[Begin Dataset extract]

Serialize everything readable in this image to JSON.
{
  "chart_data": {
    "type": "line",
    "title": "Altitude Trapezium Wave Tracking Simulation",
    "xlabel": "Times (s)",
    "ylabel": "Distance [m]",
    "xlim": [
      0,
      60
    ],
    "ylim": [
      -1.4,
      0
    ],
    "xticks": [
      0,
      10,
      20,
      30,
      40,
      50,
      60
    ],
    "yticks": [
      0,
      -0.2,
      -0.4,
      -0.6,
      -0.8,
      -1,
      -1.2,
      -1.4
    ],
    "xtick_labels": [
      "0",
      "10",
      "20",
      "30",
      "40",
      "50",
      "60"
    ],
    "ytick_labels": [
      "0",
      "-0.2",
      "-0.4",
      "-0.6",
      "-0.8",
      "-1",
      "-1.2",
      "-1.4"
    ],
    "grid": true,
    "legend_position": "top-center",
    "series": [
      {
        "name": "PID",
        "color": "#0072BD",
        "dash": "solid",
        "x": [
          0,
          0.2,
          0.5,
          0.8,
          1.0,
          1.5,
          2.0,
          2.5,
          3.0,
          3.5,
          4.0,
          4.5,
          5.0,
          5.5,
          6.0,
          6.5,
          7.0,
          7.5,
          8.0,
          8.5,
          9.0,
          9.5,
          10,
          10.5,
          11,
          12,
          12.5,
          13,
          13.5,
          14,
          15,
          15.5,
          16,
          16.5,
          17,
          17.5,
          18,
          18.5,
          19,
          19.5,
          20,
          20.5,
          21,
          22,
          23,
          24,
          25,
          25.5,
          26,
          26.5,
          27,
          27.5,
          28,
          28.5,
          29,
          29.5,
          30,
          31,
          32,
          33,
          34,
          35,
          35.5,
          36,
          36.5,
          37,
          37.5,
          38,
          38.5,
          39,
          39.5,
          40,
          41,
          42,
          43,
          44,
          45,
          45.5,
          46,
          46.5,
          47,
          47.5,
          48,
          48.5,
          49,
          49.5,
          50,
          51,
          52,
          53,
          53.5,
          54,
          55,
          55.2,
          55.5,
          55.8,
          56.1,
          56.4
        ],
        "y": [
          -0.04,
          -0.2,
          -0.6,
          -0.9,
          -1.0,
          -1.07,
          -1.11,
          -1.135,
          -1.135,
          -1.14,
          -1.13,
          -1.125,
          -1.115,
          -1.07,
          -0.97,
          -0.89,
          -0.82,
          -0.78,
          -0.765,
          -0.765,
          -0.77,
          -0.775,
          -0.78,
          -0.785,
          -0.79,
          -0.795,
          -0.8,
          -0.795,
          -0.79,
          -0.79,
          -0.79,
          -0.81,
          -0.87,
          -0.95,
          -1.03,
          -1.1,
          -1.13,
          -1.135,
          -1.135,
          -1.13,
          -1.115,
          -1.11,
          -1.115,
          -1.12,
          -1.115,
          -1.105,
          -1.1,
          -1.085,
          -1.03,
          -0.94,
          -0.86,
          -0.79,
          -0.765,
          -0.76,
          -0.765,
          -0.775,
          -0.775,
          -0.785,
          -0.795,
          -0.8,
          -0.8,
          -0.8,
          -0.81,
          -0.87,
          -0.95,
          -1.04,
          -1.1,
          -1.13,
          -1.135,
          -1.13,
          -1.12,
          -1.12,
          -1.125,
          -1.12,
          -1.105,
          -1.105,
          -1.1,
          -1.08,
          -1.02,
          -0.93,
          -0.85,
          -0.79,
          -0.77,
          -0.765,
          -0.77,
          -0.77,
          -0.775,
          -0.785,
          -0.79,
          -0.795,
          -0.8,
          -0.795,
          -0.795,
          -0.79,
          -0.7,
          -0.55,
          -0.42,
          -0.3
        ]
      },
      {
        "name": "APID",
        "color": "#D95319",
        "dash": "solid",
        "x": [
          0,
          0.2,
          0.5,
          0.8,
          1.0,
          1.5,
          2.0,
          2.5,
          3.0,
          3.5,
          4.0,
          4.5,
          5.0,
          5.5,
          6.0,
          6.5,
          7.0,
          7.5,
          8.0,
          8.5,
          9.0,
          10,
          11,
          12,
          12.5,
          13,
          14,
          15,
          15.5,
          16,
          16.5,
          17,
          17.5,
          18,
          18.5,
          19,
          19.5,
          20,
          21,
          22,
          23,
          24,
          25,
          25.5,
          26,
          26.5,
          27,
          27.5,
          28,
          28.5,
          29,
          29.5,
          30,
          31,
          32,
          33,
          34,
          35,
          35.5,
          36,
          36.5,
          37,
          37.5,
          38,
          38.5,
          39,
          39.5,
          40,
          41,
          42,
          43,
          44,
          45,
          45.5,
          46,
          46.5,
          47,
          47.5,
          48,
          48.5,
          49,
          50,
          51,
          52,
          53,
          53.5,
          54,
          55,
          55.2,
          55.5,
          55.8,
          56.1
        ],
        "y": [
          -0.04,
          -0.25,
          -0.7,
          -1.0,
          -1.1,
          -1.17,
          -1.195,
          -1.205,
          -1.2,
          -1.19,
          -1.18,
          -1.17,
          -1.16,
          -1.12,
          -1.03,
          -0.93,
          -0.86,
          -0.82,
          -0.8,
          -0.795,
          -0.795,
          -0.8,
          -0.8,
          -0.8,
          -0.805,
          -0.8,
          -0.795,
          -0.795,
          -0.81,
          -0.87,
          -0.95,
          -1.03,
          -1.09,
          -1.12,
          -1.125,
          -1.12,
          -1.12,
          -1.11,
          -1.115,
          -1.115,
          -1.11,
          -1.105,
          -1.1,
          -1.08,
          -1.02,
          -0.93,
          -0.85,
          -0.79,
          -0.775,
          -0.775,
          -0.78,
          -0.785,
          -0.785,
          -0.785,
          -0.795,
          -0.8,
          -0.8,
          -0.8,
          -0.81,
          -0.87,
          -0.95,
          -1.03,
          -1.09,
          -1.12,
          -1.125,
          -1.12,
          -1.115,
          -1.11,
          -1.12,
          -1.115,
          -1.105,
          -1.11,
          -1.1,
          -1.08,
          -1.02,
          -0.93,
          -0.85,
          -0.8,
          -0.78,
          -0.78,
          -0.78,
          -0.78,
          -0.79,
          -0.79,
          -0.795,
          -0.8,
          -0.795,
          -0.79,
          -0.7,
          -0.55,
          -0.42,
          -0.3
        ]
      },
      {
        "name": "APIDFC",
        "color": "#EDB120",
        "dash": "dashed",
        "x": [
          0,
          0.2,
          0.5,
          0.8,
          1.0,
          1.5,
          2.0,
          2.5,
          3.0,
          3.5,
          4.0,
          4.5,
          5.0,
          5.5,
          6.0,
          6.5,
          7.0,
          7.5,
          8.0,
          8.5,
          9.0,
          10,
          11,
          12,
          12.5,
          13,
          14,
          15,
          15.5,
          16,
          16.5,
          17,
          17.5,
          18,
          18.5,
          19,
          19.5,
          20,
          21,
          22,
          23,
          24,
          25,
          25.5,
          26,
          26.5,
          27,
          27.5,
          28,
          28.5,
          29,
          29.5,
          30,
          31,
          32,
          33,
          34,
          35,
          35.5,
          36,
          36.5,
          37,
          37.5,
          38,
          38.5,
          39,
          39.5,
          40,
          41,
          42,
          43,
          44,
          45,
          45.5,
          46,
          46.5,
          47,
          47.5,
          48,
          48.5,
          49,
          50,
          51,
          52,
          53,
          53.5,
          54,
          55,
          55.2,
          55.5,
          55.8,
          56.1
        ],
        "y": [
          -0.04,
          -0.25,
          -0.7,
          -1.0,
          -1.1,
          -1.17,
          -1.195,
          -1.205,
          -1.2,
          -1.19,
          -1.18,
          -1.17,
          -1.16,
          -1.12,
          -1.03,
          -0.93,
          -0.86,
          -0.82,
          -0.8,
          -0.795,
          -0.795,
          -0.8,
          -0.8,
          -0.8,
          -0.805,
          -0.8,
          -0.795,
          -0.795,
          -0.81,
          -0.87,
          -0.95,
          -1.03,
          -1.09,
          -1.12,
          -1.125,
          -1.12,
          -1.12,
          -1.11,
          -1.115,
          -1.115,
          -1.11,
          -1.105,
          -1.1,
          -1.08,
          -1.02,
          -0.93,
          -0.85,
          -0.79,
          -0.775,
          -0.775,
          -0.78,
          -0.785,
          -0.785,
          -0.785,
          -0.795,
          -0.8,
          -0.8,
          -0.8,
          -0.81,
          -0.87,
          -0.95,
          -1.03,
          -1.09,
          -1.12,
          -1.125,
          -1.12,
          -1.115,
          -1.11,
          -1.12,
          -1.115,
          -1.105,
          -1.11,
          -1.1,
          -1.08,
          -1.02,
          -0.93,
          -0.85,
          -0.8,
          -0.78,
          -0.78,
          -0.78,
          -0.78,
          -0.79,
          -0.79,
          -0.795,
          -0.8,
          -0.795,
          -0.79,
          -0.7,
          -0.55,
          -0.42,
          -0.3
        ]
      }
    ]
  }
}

[End Dataset extract]

Directions for this task: In the entries above, locate every line with the word "color" and copy it.

Task response:
        "color": "#0072BD",
        "color": "#D95319",
        "color": "#EDB120",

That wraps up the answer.